** BEGIN SOURCE DATA **

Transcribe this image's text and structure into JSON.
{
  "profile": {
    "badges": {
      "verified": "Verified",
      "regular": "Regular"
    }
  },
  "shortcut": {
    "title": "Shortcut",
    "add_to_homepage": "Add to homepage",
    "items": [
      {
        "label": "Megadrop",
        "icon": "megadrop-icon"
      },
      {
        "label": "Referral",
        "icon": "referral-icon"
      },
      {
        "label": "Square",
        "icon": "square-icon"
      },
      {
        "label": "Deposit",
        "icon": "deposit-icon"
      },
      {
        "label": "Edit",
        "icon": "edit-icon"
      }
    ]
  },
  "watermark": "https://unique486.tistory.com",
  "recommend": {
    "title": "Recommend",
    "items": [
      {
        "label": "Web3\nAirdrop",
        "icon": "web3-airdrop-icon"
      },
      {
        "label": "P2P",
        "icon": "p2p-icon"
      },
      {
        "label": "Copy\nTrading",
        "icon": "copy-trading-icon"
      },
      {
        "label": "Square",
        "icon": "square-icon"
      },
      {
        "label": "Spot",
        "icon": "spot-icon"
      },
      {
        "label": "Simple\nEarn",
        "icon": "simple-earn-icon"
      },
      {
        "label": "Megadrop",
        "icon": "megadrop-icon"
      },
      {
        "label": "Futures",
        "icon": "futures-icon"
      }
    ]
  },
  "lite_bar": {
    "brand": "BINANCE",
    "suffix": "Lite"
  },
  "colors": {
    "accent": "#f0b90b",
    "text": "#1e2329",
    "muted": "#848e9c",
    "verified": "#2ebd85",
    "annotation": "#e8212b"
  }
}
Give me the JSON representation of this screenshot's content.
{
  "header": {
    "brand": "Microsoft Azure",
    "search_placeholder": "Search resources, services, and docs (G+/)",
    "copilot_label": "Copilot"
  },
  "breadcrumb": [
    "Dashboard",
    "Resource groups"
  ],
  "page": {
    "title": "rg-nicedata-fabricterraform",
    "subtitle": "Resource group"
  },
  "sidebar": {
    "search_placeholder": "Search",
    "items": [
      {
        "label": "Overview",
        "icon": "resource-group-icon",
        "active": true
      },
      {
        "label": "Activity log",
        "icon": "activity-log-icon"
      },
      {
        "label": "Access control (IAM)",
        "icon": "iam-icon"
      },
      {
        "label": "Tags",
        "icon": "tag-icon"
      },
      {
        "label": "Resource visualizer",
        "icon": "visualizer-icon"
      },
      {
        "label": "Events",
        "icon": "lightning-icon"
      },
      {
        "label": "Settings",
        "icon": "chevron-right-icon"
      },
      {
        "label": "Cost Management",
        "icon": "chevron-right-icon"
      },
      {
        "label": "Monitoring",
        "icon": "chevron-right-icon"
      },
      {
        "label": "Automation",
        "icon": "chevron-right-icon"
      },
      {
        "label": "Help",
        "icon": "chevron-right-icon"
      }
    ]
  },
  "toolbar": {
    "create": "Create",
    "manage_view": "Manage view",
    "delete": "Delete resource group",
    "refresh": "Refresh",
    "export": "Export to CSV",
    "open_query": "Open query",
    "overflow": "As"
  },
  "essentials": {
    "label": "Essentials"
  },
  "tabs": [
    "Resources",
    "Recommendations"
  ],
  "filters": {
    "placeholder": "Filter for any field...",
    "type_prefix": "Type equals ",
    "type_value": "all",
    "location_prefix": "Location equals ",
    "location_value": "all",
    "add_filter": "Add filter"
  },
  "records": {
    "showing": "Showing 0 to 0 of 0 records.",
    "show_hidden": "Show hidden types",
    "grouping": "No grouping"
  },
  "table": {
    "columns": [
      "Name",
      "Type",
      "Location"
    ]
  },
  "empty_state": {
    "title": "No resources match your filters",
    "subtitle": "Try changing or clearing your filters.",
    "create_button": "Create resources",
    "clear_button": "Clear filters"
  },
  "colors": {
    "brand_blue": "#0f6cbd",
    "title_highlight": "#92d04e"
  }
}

** END SOURCE DATA **

Set down the listing in full, keeping every word exactly as it is.

Transcribe this image's text and structure into JSON.
{
  "profile": {
    "badges": {
      "verified": "Verified",
      "regular": "Regular"
    }
  },
  "shortcut": {
    "title": "Shortcut",
    "add_to_homepage": "Add to homepage",
    "items": [
      {
        "label": "Megadrop",
        "icon": "megadrop-icon"
      },
      {
        "label": "Referral",
        "icon": "referral-icon"
      },
      {
        "label": "Square",
        "icon": "square-icon"
      },
      {
        "label": "Deposit",
        "icon": "deposit-icon"
      },
      {
        "label": "Edit",
        "icon": "edit-icon"
      }
    ]
  },
  "watermark": "https://unique486.tistory.com",
  "recommend": {
    "title": "Recommend",
    "items": [
      {
        "label": "Web3\nAirdrop",
        "icon": "web3-airdrop-icon"
      },
      {
        "label": "P2P",
        "icon": "p2p-icon"
      },
      {
        "label": "Copy\nTrading",
        "icon": "copy-trading-icon"
      },
      {
        "label": "Square",
        "icon": "square-icon"
      },
      {
        "label": "Spot",
        "icon": "spot-icon"
      },
      {
        "label": "Simple\nEarn",
        "icon": "simple-earn-icon"
      },
      {
        "label": "Megadrop",
        "icon": "megadrop-icon"
      },
      {
        "label": "Futures",
        "icon": "futures-icon"
      }
    ]
  },
  "lite_bar": {
    "brand": "BINANCE",
    "suffix": "Lite"
  },
  "colors": {
    "accent": "#f0b90b",
    "text": "#1e2329",
    "muted": "#848e9c",
    "verified": "#2ebd85",
    "annotation": "#e8212b"
  }
}
Give me the JSON representation of this screenshot's content.
{
  "header": {
    "brand": "Microsoft Azure",
    "search_placeholder": "Search resources, services, and docs (G+/)",
    "copilot_label": "Copilot"
  },
  "breadcrumb": [
    "Dashboard",
    "Resource groups"
  ],
  "page": {
    "title": "rg-nicedata-fabricterraform",
    "subtitle": "Resource group"
  },
  "sidebar": {
    "search_placeholder": "Search",
    "items": [
      {
        "label": "Overview",
        "icon": "resource-group-icon",
        "active": true
      },
      {
        "label": "Activity log",
        "icon": "activity-log-icon"
      },
      {
        "label": "Access control (IAM)",
        "icon": "iam-icon"
      },
      {
        "label": "Tags",
        "icon": "tag-icon"
      },
      {
        "label": "Resource visualizer",
        "icon": "visualizer-icon"
      },
      {
        "label": "Events",
        "icon": "lightning-icon"
      },
      {
        "label": "Settings",
        "icon": "chevron-right-icon"
      },
      {
        "label": "Cost Management",
        "icon": "chevron-right-icon"
      },
      {
        "label": "Monitoring",
        "icon": "chevron-right-icon"
      },
      {
        "label": "Automation",
        "icon": "chevron-right-icon"
      },
      {
        "label": "Help",
        "icon": "chevron-right-icon"
      }
    ]
  },
  "toolbar": {
    "create": "Create",
    "manage_view": "Manage view",
    "delete": "Delete resource group",
    "refresh": "Refresh",
    "export": "Export to CSV",
    "open_query": "Open query",
    "overflow": "As"
  },
  "essentials": {
    "label": "Essentials"
  },
  "tabs": [
    "Resources",
    "Recommendations"
  ],
  "filters": {
    "placeholder": "Filter for any field...",
    "type_prefix": "Type equals ",
    "type_value": "all",
    "location_prefix": "Location equals ",
    "location_value": "all",
    "add_filter": "Add filter"
  },
  "records": {
    "showing": "Showing 0 to 0 of 0 records.",
    "show_hidden": "Show hidden types",
    "grouping": "No grouping"
  },
  "table": {
    "columns": [
      "Name",
      "Type",
      "Location"
    ]
  },
  "empty_state": {
    "title": "No resources match your filters",
    "subtitle": "Try changing or clearing your filters.",
    "create_button": "Create resources",
    "clear_button": "Clear filters"
  },
  "colors": {
    "brand_blue": "#0f6cbd",
    "title_highlight": "#92d04e"
  }
}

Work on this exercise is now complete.